Set task:
Reproduce the data below in full and exclude every picture.
═══
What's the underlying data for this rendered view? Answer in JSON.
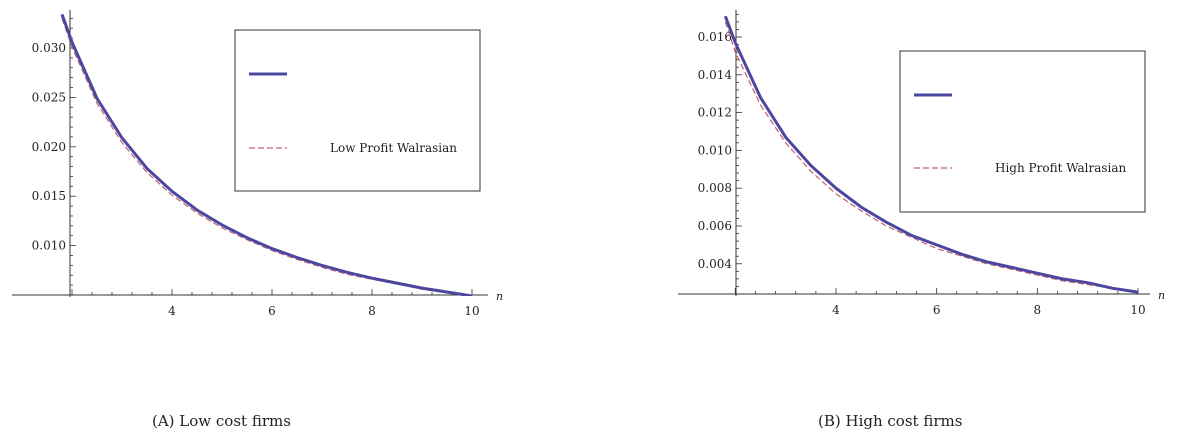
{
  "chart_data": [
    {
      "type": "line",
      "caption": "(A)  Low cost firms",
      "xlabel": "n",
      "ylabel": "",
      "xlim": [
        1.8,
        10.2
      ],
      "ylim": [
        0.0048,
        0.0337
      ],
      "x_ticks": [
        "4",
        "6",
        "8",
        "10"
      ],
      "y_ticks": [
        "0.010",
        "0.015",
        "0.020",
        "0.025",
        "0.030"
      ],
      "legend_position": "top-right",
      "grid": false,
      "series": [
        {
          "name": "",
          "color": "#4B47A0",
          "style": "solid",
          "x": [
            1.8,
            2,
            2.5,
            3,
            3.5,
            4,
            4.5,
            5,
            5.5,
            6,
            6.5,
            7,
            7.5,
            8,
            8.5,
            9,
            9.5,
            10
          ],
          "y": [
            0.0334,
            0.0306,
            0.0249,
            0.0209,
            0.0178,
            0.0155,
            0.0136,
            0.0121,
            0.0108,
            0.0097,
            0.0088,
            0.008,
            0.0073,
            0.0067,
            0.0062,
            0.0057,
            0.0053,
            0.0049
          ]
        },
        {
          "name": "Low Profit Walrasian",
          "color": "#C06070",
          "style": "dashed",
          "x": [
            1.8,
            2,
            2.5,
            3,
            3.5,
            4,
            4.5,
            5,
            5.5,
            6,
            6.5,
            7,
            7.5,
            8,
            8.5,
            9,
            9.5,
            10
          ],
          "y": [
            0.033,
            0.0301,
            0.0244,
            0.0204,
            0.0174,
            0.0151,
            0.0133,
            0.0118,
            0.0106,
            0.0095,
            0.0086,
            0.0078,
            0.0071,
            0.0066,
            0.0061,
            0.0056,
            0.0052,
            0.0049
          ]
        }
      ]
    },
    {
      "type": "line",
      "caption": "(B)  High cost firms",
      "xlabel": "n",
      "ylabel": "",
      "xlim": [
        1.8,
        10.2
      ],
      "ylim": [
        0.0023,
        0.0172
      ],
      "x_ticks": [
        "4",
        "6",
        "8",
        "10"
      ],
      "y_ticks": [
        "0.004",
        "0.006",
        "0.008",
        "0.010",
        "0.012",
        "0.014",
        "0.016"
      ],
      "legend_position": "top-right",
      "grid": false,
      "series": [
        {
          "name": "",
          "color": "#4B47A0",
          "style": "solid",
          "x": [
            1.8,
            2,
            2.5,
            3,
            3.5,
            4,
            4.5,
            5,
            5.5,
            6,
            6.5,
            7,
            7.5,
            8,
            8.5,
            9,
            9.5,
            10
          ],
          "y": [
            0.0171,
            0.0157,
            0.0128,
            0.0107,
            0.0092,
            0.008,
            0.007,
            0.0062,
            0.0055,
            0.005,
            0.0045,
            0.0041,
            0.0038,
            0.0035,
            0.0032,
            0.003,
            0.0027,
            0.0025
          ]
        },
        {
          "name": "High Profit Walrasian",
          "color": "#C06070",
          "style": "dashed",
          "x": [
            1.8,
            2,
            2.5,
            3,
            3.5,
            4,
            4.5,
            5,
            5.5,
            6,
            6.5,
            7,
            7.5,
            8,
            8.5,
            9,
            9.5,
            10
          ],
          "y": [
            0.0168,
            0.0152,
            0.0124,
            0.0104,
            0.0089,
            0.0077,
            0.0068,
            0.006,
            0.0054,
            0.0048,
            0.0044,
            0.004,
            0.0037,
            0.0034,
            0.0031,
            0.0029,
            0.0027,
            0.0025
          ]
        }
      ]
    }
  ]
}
═══
Output:
What's the underlying data for this rendered view? Answer in JSON.
{
  "chart_data": [
    {
      "type": "line",
      "caption": "(A)  Low cost firms",
      "xlabel": "n",
      "ylabel": "",
      "xlim": [
        1.8,
        10.2
      ],
      "ylim": [
        0.0048,
        0.0337
      ],
      "x_ticks": [
        "4",
        "6",
        "8",
        "10"
      ],
      "y_ticks": [
        "0.010",
        "0.015",
        "0.020",
        "0.025",
        "0.030"
      ],
      "legend_position": "top-right",
      "grid": false,
      "series": [
        {
          "name": "",
          "color": "#4B47A0",
          "style": "solid",
          "x": [
            1.8,
            2,
            2.5,
            3,
            3.5,
            4,
            4.5,
            5,
            5.5,
            6,
            6.5,
            7,
            7.5,
            8,
            8.5,
            9,
            9.5,
            10
          ],
          "y": [
            0.0334,
            0.0306,
            0.0249,
            0.0209,
            0.0178,
            0.0155,
            0.0136,
            0.0121,
            0.0108,
            0.0097,
            0.0088,
            0.008,
            0.0073,
            0.0067,
            0.0062,
            0.0057,
            0.0053,
            0.0049
          ]
        },
        {
          "name": "Low Profit Walrasian",
          "color": "#C06070",
          "style": "dashed",
          "x": [
            1.8,
            2,
            2.5,
            3,
            3.5,
            4,
            4.5,
            5,
            5.5,
            6,
            6.5,
            7,
            7.5,
            8,
            8.5,
            9,
            9.5,
            10
          ],
          "y": [
            0.033,
            0.0301,
            0.0244,
            0.0204,
            0.0174,
            0.0151,
            0.0133,
            0.0118,
            0.0106,
            0.0095,
            0.0086,
            0.0078,
            0.0071,
            0.0066,
            0.0061,
            0.0056,
            0.0052,
            0.0049
          ]
        }
      ]
    },
    {
      "type": "line",
      "caption": "(B)  High cost firms",
      "xlabel": "n",
      "ylabel": "",
      "xlim": [
        1.8,
        10.2
      ],
      "ylim": [
        0.0023,
        0.0172
      ],
      "x_ticks": [
        "4",
        "6",
        "8",
        "10"
      ],
      "y_ticks": [
        "0.004",
        "0.006",
        "0.008",
        "0.010",
        "0.012",
        "0.014",
        "0.016"
      ],
      "legend_position": "top-right",
      "grid": false,
      "series": [
        {
          "name": "",
          "color": "#4B47A0",
          "style": "solid",
          "x": [
            1.8,
            2,
            2.5,
            3,
            3.5,
            4,
            4.5,
            5,
            5.5,
            6,
            6.5,
            7,
            7.5,
            8,
            8.5,
            9,
            9.5,
            10
          ],
          "y": [
            0.0171,
            0.0157,
            0.0128,
            0.0107,
            0.0092,
            0.008,
            0.007,
            0.0062,
            0.0055,
            0.005,
            0.0045,
            0.0041,
            0.0038,
            0.0035,
            0.0032,
            0.003,
            0.0027,
            0.0025
          ]
        },
        {
          "name": "High Profit Walrasian",
          "color": "#C06070",
          "style": "dashed",
          "x": [
            1.8,
            2,
            2.5,
            3,
            3.5,
            4,
            4.5,
            5,
            5.5,
            6,
            6.5,
            7,
            7.5,
            8,
            8.5,
            9,
            9.5,
            10
          ],
          "y": [
            0.0168,
            0.0152,
            0.0124,
            0.0104,
            0.0089,
            0.0077,
            0.0068,
            0.006,
            0.0054,
            0.0048,
            0.0044,
            0.004,
            0.0037,
            0.0034,
            0.0031,
            0.0029,
            0.0027,
            0.0025
          ]
        }
      ]
    }
  ]
}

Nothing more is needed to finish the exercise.